═══ SUPPLIED MATERIAL ═══

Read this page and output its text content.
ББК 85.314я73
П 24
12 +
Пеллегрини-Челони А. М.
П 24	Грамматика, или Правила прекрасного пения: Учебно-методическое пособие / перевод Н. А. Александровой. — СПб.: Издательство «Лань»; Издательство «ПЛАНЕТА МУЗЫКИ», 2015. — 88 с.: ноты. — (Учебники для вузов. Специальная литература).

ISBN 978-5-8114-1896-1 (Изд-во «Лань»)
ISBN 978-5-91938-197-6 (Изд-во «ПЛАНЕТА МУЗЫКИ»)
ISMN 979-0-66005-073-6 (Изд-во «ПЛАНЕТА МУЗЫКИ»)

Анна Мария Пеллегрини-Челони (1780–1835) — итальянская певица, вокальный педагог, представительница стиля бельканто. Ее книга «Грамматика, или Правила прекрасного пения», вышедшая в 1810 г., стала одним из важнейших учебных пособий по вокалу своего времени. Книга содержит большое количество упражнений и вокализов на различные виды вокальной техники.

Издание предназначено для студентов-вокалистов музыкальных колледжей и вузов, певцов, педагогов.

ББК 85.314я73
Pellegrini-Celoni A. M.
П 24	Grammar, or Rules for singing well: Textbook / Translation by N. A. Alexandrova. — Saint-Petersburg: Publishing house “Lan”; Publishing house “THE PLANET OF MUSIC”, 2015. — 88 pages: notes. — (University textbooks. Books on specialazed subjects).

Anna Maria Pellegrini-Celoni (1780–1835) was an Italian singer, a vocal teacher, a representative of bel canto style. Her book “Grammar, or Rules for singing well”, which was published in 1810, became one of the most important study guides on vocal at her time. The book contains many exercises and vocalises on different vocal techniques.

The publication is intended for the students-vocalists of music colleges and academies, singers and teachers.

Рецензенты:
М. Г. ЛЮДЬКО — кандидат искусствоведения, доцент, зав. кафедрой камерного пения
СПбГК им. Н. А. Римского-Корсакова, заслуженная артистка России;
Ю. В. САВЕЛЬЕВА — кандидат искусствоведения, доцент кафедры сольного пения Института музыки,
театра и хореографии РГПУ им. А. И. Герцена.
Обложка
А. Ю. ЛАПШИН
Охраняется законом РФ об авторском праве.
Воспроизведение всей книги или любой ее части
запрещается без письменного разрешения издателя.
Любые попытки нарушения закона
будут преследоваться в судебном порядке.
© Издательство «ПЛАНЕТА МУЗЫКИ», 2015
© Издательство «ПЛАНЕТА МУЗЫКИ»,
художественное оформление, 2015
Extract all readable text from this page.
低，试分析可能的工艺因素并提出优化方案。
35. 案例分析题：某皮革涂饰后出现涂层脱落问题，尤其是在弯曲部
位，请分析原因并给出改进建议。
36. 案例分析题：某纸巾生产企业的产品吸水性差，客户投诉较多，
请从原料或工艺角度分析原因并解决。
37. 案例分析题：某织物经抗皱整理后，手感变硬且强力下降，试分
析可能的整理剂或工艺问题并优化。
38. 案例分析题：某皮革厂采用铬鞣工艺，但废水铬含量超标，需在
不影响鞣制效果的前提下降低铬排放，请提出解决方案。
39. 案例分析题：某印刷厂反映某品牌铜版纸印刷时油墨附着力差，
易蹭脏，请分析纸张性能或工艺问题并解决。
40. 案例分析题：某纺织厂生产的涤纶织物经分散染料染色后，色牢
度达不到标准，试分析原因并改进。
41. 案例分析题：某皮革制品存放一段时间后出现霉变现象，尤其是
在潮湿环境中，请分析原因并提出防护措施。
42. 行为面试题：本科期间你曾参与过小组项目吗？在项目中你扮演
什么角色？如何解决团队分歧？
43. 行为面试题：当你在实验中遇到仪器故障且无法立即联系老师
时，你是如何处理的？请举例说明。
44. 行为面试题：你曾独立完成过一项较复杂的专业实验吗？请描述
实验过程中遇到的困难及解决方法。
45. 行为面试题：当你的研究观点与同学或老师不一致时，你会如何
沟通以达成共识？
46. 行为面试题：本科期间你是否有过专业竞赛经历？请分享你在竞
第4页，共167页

═══

REQUIREMENT » Tally the lines that hold the string "案例分析题" and state the total, nothing more.

ANSWER TO THIS EXERCISE » 7